▶ _Provided records_:
<<<<
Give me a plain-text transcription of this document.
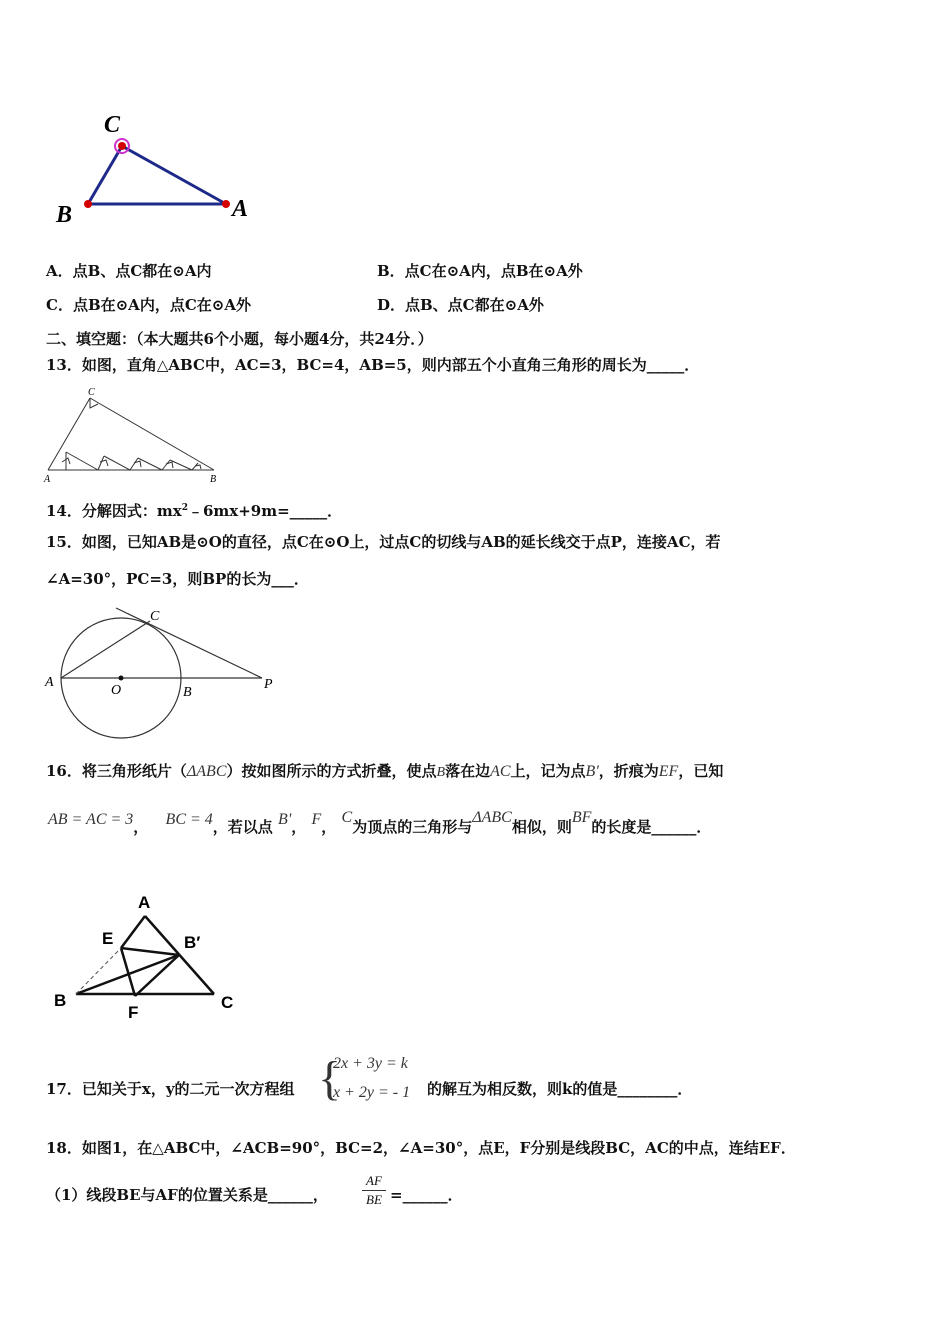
C
B	A
A．点B、点C都在⊙A内	B．点C在⊙A内，点B在⊙A外
C．点B在⊙A内，点C在⊙A外	D．点B、点C都在⊙A外
二、填空题：（本大题共6个小题，每小题4分，共24分．）
13．如图，直角△ABC中，AC=3，BC=4，AB=5，则内部五个小直角三角形的周长为_____．
C
A	B
14．分解因式：$mx^2﹣6mx+9m=\_\_\_\_\_$．
15．如图，已知AB是⊙O的直径，点C在⊙O上，过点C的切线与AB的延长线交于点P，连接AC，若
∠A=30°，PC=3，则BP的长为___．
A
O	B
C
P
16．将三角形纸片（ΔABC）按如图所示的方式折叠，使点B落在边AC上，记为点B'，折痕为EF，已知
AB = AC = 3， BC = 4，若以点 B'， F， C为顶点的三角形与ΔABC相似，则BF的长度是______．
A
E	B′
B
F
C
17．已知关于x，y的二元一次方程组 {
2x + 3y = k
x + 2y = - 1 的解互为相反数，则k的值是________．
18．如图1，在△ABC中，∠ACB=90°，BC=2，∠A=30°，点E，F分别是线段BC，AC的中点，连结EF．
（1）线段BE与AF的位置关系是______，
AF
BE =______．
>>>>
▶ _Required work_: Without including any picture, retype the entries exactly.

▶ _The solution_:
Give me a plain-text transcription of this document.
C
B	A
A．点B、点C都在⊙A内	B．点C在⊙A内，点B在⊙A外
C．点B在⊙A内，点C在⊙A外	D．点B、点C都在⊙A外
二、填空题：（本大题共6个小题，每小题4分，共24分．）
13．如图，直角△ABC中，AC=3，BC=4，AB=5，则内部五个小直角三角形的周长为_____．
C
A	B
14．分解因式：$mx^2﹣6mx+9m=\_\_\_\_\_$．
15．如图，已知AB是⊙O的直径，点C在⊙O上，过点C的切线与AB的延长线交于点P，连接AC，若
∠A=30°，PC=3，则BP的长为___．
A
O	B
C
P
16．将三角形纸片（ΔABC）按如图所示的方式折叠，使点B落在边AC上，记为点B'，折痕为EF，已知
AB = AC = 3， BC = 4，若以点 B'， F， C为顶点的三角形与ΔABC相似，则BF的长度是______．
A
E	B′
B
F
C
17．已知关于x，y的二元一次方程组 {
2x + 3y = k
x + 2y = - 1 的解互为相反数，则k的值是________．
18．如图1，在△ABC中，∠ACB=90°，BC=2，∠A=30°，点E，F分别是线段BC，AC的中点，连结EF．
（1）线段BE与AF的位置关系是______，
AF
BE =______．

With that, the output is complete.